## RECORDS FOR THIS EXERCISE
__________________________________________________

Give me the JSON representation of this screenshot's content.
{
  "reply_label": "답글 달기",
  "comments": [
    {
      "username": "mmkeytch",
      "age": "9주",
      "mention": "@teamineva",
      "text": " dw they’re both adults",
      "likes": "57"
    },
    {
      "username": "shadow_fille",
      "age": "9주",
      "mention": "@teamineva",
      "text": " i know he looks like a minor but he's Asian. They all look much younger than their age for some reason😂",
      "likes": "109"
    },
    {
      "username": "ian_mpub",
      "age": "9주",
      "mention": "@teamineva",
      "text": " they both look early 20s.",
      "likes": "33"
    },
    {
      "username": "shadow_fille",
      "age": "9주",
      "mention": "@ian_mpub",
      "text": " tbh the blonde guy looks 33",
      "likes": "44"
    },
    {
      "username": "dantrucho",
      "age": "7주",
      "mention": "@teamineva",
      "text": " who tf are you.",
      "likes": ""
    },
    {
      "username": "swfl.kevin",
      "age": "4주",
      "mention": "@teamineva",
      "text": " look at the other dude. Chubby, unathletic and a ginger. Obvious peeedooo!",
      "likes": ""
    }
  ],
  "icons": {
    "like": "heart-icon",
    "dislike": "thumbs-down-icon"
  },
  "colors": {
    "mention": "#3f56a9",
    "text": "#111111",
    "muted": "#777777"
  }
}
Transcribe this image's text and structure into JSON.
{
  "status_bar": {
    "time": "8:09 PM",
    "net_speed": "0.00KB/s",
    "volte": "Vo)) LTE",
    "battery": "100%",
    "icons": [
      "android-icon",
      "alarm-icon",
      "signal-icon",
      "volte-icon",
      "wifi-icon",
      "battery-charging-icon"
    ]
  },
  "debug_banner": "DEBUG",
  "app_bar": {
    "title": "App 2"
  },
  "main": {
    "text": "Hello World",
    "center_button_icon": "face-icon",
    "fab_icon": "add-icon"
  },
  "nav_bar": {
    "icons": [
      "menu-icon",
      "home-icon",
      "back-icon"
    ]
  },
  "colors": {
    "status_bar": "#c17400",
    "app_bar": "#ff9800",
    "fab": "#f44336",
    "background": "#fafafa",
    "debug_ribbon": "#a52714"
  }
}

__________________________________________________

## INSTRUCTIONS TO FOLLOW
Tally the lines in the listing that hold "looks" and report the number alone.

## EXERCISE ANSWER
2